→ STATED GOAL A: Reproduce the Green Bluff article word for word, everything from "The games at" down to "jams and syrups.".

= = = =

A rare October Saturday without rain brought thousands of people to Green Bluff to pick apples, drink apple cider and choose the perfect carving pumpkin.

While this month’s soaking rain did wonders for his 22 varieties of apple trees, Jason Morrell of Walters’ Fruit Ranch was happy to see the bustling Apple Festival crowds Saturday.

“There’s always one weekend where it’s chaos,” he said. “It’s kind of fun, though. We enjoy it.”

Many apple orchards, including his, have seen a bumper crop this year, Morrell said. He sells a lot of apples and uses others to make his own apple cider, apple butter and apple pies.

“Whatever doesn’t get picked, Second Harvest will come in and get,” he said.

Violet Rudd visited Green Bluff with her family for the first time Saturday and stopped by Walters’ to let the kids try out some rides and games. “We’re just here to hang out, spend some time with family, pick some apples and eat some food,” she said.

“We came here for the pumpkins, mostly,” said her husband, Aaron Rudd.

Violet Rudd wasn’t sure if they would stop by another orchard or just spend the afternoon at Walters’. “We’re just taking it as it comes,” she said. “So far I really like it.”

Down the road at the High Country Orchard, owner Teri Story grows cherries and peaches. This time of year she sells apples, pumpkins, pears and corn raised by her neighbors. She also runs a cafe and a gift shop, and this year added more games to complement her mini-golf course and hay maze. Kids can take part in a ninja challenge, where they try to complete an obstacle course without touching the ground.

“It’s just down-home fun,” she said.

The games at High Country Orchard are free during the week and $3 per child or $10 per family on the weekends.

The Green Bluff orchards sell a variety of produce and ready-made items such as pies, jams and syrups.

= = = =

→ STATED GOAL B: Find every line in the listing below that contains the string "with", and copy each of those lines. Matching is case-sensitive.

= = = =

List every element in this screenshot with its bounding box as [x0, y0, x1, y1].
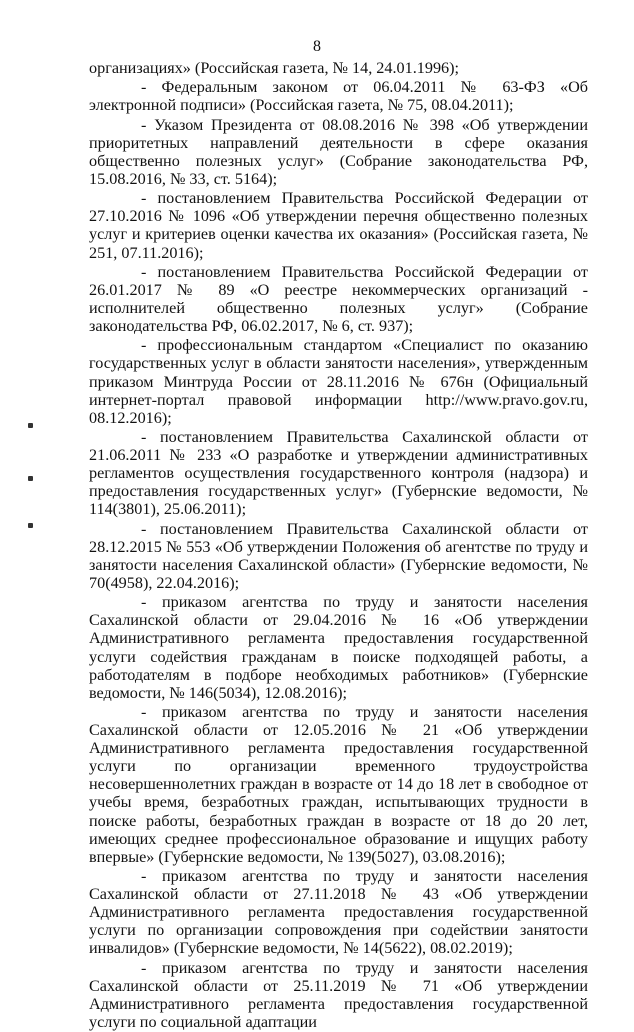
margin-mark [28, 476, 33, 481]
paragraph: - приказом агентства по труду и занятости населения Сахалинской области от 25.11.2019 № 71 «Об утверждении Административного регламента предоставления государственной услуги по социальной адаптации [89, 958, 588, 1031]
paragraph: - постановлением Правительства Сахалинской области от 28.12.2015 № 553 «Об утверждении Положения об агентстве по труду и занятости населения Сахалинской области» (Губернские ведомости, № 70(4958), 22.04.2016); [89, 519, 588, 592]
page-number: 8 [313, 38, 321, 55]
paragraph: организациях» (Российская газета, № 14, 24.01.1996); [89, 59, 460, 77]
paragraph: - постановлением Правительства Российской Федерации от 26.01.2017 № 89 «О реестре некоммерческих организаций - исполнителей общественно полезных услуг» (Собрание законодательства РФ, 06.02.2017, № 6, ст. 937); [89, 262, 588, 336]
margin-mark [28, 423, 33, 428]
margin-mark [28, 523, 33, 528]
paragraph: - Указом Президента от 08.08.2016 № 398 «Об утверждении приоритетных направлений деятельности в сфере оказания общественно полезных услуг» (Собрание законодательства РФ, 15.08.2016, № 33, ст. 5164); [89, 115, 588, 188]
paragraph: - профессиональным стандартом «Специалист по оказанию государственных услуг в области занятости населения», утвержденным приказом Минтруда России от 28.11.2016 № 676н (Официальный интернет-портал правовой информации http://www.pravo.gov.ru, 08.12.2016); [89, 336, 588, 427]
document-body [89, 59, 588, 1032]
paragraph: - приказом агентства по труду и занятости населения Сахалинской области от 29.04.2016 № 16 «Об утверждении Административного регламента предоставления государственной услуги содействия гражданам в поиске подходящей работы, а работодателям в подборе необходимых работников» (Губернские ведомости, № 146(5034), 12.08.2016); [89, 593, 588, 702]
paragraph: - постановлением Правительства Российской Федерации от 27.10.2016 № 1096 «Об утверждении перечня общественно полезных услуг и критериев оценки качества их оказания» (Российская газета, № 251, 07.11.2016); [89, 189, 588, 262]
paragraph: - приказом агентства по труду и занятости населения Сахалинской области от 27.11.2018 № 43 «Об утверждении Административного регламента предоставления государственной услуги по организации сопровождения при содействии занятости инвалидов» (Губернские ведомости, № 14(5622), 08.02.2019); [89, 867, 588, 958]
paragraph: - приказом агентства по труду и занятости населения Сахалинской области от 12.05.2016 № 21 «Об утверждении Административного регламента предоставления государственной услуги по организации временного трудоустройства несовершеннолетних граждан в возрасте от 14 до 18 лет в свободное от учебы время, безработных граждан, испытывающих трудности в поиске работы, безработных граждан в возрасте от 18 до 20 лет, имеющих среднее профессиональное образование и ищущих работу впервые» (Губернские ведомости, № 139(5027), 03.08.2016); [89, 702, 588, 866]
paragraph: - Федеральным законом от 06.04.2011 № 63-ФЗ «Об электронной подписи» (Российская газета, № 75, 08.04.2011); [89, 78, 588, 115]
paragraph: - постановлением Правительства Сахалинской области от 21.06.2011 № 233 «О разработке и утверждении административных регламентов осуществления государственного контроля (надзора) и предоставления государственных услуг» (Губернские ведомости, № 114(3801), 25.06.2011); [89, 428, 588, 519]
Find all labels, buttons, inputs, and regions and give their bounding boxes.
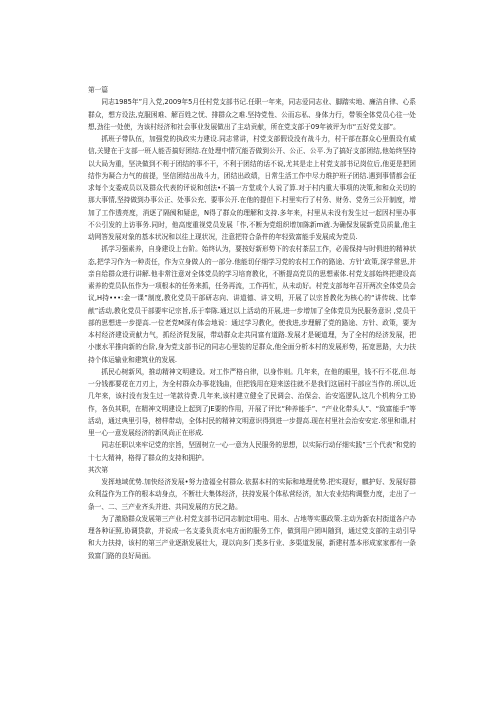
body-paragraph: 发挥地域优势.加快经济发展•努力造福全村群众.依据本村的实际和地理优势.把实现好，麒护好、发展好群众利益作为工作的根本动身点，不断壮大集体经济，扶持发展个体私营经济，加大农业结构调整力度，走出了一条一、二、三产业齐头并进、共同发展的方民之路。 [88,478,416,511]
body-paragraph: 抓民心树新风，推动精神文明建设。对工作严格自律，以身作则。几年来，在他的眼里，钱不行不花,但.每一分钱都要花在刀刃上，为全村群众办事花钱曲，但把钱用在迎来送往就不是我们这届村干部应当作的.所以,近几年来，该村没有发生过一笔款待费.几年来,该村建立健全了民调会、治保会、治安巡逻队,这几个机构分工协作，各负其职，在精神文明建设上起到了JE要的作用，开展了评比“种养能手”、“产业化带头人”、“致富能手”等活动，通过典里引导，榜样带动，全体村民的精神文明意识得到进一步提高.现在村里社会治安安定.邻里和谐,村里一心一意发展经济的新风尚正在形成. [88,367,416,437]
body-paragraph: 同志1985年”月入党,2009年5月任村党支部书记.任职一年来，同志爱同志业、脚踏实地、廉洁自律、心系群众，想方设法,克服困难、解百姓之忧、排群众之难.坚持党性、公而忘私、身体力行，带领全体党员心往一处想,劲往一处使，为该村经济和社会事业发展做出了主动贡献，所在党支部于09年被评为市“五好党支部”。 [88,98,416,131]
section-heading-1: 第一篇 [88,86,109,94]
document-page [88,84,416,562]
body-paragraph: 抓学习强素养，自身建设上台阶。始终认为，要按好新形势下的农村茶层工作，必需保持与时俱进的精神状态,把学习作为一种责任，作为立身做人的一部分.他能切仔细学习党的农村工作的路途、方针'政策,深学常思,并亲自给群众进行讲解.他非常注意对全体党员的学习培育教化，不断提高党员的思想素体.村党支部始终把建设高素养的党员队伍作为一项根本的任务来抓，任务再流，工作再忙，从未动好。村党支部每年召开两次全体党员会议,H持•••:金一课”制度,教化党员干部研志向、讲道德、讲文明，开展了以宗旨教化为核心的“讲传统、比奉献”活动,教化党员干部要牢记宗旨,乐于奉陈.通过以上活动的开展,进一步增加了全体党员为民服务意识 ,党员干部的思想进一步提高.一位老党M深有体会地说：通过学习教化，使我进,步理解了党的路途、方针、政策，要为本村经济建设贡献力气，抓经济促发展，带动群众走共同富有道路.发展才是硬道理，为了全村的经济发展，把小康水平推向新的台阶,身为党支部书记的同志心里装的足群众,他全面分析本村的发展形势，拓宽思路，大力扶持个体运输业和建筑业的发展. [88,245,416,364]
body-paragraph: 抓班子带队伍，加强党的执政实力建设.同志常讲，村党支部假设没有战斗力，村干部在群众心里假设有威信,关键在于支部一班人能否搞好团结.在处理中情冗能否做到公开、公正、公平.为了搞好支部团结,他始终坚持以大局为重，坚决做到不利于团结的事不干，不利于团结的话不说,尤其是走上村党支部书记岗位后,他更是把团结作为凝合力气的前提，坚信团结出战斗力，团结出政绩，日常生活工作中尽力维护班子团结.遇到事情都会征求每个支委成员以及群众代表的评说和创法•不搞一方堂或个人说了算.对于村内重大事项的决策,和和众关切的那大事情,坚持做到办事公正、处事公充、要事公开.在他的提但下.村里实行了村务、财务、党务三公开制度，增加了工作透亮度，消逐了隔阂和疑虑，N得了群众的理解和支持.多年来，村里从未没有发生过一起因村里办事不公引发的上访事务.同时，他高度重视党员发展「作,不断为党组织增加陈新m液.为确保发展新党员质量,他主动网答发展对象的基本状况和以往上现状况，注意把符合条件的年轻致富能手发展成为党员. [88,135,416,241]
body-paragraph: 同志任职以来牢记党的宗旨，坚固树立一心一意为人民服务的思想，以实际行动仔细实践”三个代表”和党的十七大精神，格得了群众的支持和拥护。 [88,441,416,462]
section-heading-2: 其次第 [88,465,109,474]
body-paragraph: 为了激励群众发展第三产业.村党支部书记同志制定t用电、用水、占地等实惠政策.主动为新农村街道各户办理各种证照,协调贷款，并说成一名支委负责水电方面的服务工作，做到用户团叫随到，通过党支部的主动引导和大力扶持，该村的第三产业逐渐发展壮大，现以向多门类多行业、多渠道发展，新建村基本形成家家都有一条致富门路的良好局面。 [88,514,416,560]
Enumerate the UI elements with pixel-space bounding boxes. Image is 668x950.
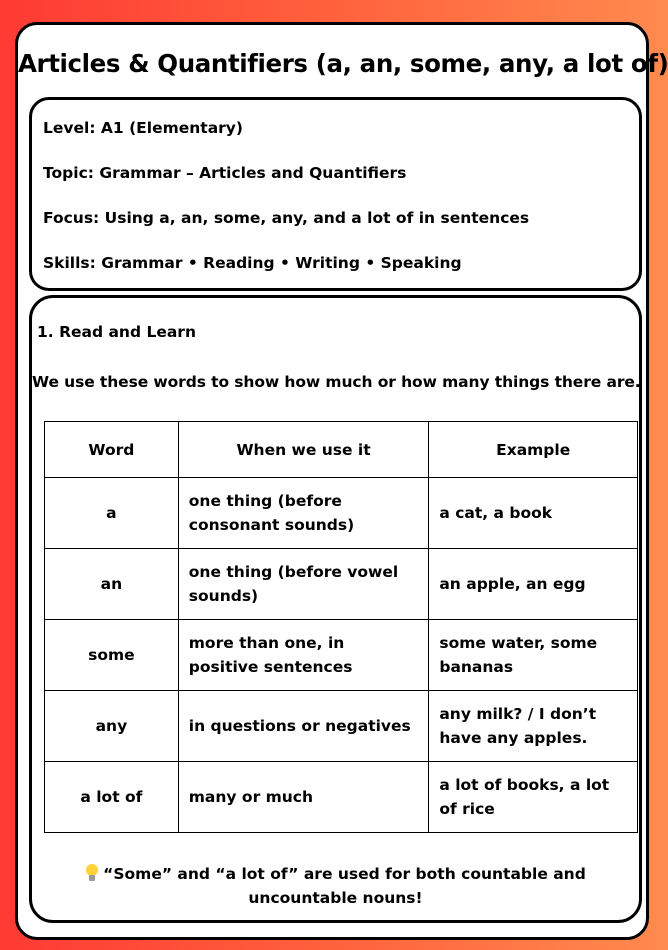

= = = =

→ WORKED SOLUTION A:
The games at High Country Orchard are free during the week and $3 per child or $10 per family on the weekends.

The Green Bluff orchards sell a variety of produce and ready-made items such as pies, jams and syrups.

→ WORKED SOLUTION B:
List every element in this screenshot with its bounding box as [x0, y0, x1, y1].
Enumerate the UI elements with pixel-space bounding boxes. Image is 668x950.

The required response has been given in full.